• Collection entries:
━━━━

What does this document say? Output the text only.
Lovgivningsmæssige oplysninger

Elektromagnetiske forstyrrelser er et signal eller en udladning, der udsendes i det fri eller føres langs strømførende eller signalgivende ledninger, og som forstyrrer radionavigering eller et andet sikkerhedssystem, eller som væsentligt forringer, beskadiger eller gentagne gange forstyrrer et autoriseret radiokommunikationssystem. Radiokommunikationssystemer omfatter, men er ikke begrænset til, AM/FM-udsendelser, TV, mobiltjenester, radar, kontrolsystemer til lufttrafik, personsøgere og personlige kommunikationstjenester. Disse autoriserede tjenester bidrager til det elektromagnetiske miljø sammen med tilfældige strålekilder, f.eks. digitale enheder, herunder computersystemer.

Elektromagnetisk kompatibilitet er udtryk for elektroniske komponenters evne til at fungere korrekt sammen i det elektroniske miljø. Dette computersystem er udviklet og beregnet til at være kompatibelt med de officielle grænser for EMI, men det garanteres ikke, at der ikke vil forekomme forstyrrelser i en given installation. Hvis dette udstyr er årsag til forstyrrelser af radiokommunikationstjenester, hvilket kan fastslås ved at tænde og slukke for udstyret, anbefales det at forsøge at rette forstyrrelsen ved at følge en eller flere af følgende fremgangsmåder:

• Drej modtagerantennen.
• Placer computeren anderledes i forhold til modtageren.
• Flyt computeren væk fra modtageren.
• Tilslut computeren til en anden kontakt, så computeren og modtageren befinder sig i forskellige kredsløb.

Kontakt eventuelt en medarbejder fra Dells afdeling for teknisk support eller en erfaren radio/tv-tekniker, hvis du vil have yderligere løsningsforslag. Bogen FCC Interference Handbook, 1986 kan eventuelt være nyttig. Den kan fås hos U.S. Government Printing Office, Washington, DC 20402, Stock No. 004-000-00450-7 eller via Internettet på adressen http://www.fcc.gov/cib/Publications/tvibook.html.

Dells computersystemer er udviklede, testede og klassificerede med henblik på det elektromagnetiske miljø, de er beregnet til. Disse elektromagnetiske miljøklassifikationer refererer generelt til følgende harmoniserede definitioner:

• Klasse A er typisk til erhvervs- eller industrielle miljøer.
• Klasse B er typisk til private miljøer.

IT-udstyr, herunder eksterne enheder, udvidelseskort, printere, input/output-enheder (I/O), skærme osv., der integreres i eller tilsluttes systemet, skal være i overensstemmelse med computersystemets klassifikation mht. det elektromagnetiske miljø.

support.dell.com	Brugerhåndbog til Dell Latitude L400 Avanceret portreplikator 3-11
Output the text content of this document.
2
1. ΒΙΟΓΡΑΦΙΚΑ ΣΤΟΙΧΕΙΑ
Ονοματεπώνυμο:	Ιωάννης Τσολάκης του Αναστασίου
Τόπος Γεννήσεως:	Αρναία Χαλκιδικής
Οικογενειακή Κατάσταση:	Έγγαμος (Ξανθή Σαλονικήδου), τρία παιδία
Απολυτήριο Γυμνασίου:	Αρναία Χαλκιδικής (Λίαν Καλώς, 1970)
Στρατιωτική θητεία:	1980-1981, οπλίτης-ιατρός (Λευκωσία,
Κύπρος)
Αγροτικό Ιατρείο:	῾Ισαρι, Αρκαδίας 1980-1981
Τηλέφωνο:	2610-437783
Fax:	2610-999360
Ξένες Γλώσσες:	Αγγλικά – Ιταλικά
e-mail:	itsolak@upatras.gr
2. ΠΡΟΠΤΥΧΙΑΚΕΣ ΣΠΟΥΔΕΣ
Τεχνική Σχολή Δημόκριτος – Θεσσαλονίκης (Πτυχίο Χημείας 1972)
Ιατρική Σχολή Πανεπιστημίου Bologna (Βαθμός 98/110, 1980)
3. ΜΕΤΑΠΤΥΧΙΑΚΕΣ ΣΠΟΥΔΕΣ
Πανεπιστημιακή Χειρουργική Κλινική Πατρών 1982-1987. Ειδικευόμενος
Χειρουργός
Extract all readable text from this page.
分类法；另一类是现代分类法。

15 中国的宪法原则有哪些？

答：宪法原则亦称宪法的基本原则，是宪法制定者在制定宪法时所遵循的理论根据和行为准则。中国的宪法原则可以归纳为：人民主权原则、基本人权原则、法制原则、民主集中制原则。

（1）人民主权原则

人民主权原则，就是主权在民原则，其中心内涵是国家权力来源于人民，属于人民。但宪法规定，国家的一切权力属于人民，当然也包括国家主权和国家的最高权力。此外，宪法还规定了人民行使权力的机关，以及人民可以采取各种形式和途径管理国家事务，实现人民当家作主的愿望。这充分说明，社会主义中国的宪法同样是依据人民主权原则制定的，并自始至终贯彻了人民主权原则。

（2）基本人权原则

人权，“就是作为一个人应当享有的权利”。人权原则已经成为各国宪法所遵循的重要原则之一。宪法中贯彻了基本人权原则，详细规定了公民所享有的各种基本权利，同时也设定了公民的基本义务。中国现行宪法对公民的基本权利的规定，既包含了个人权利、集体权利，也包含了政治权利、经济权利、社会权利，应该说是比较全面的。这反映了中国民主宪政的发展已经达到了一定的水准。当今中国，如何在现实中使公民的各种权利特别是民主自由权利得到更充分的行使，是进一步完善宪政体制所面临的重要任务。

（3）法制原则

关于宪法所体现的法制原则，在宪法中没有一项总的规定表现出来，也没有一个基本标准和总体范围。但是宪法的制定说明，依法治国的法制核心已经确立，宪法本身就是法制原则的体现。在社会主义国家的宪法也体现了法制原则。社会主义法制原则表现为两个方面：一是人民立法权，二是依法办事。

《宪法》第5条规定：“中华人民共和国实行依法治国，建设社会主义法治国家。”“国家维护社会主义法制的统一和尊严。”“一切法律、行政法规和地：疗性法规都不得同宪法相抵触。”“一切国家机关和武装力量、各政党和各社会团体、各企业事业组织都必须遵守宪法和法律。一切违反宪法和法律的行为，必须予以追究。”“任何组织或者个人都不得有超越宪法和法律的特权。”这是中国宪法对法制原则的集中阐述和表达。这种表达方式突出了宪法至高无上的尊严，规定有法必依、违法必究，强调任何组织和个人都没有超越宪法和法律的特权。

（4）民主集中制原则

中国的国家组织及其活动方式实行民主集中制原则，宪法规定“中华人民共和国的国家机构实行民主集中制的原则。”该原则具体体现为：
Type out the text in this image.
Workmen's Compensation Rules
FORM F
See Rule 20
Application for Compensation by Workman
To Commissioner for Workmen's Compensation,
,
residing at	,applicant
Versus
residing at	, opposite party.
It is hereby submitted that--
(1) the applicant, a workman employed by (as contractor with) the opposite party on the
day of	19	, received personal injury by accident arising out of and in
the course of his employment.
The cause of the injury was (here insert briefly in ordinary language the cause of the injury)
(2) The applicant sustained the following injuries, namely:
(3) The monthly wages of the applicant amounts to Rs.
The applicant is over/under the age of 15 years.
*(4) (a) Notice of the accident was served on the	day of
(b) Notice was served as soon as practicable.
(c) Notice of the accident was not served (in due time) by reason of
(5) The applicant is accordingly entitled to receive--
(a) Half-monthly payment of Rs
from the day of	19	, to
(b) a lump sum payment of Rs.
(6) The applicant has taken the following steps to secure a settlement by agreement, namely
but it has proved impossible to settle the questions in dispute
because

━━━━

• WORK TO DO: The lines to collect are those holding the string "følgende"; copy them all.

• SOLUTION TO THE PROBLEM:
Elektromagnetisk kompatibilitet er udtryk for elektroniske komponenters evne til at fungere korrekt sammen i det elektroniske miljø. Dette computersystem er udviklet og beregnet til at være kompatibelt med de officielle grænser for EMI, men det garanteres ikke, at der ikke vil forekomme forstyrrelser i en given installation. Hvis dette udstyr er årsag til forstyrrelser af radiokommunikationstjenester, hvilket kan fastslås ved at tænde og slukke for udstyret, anbefales det at forsøge at rette forstyrrelsen ved at følge en eller flere af følgende fremgangsmåder:
Dells computersystemer er udviklede, testede og klassificerede med henblik på det elektromagnetiske miljø, de er beregnet til. Disse elektromagnetiske miljøklassifikationer refererer generelt til følgende harmoniserede definitioner:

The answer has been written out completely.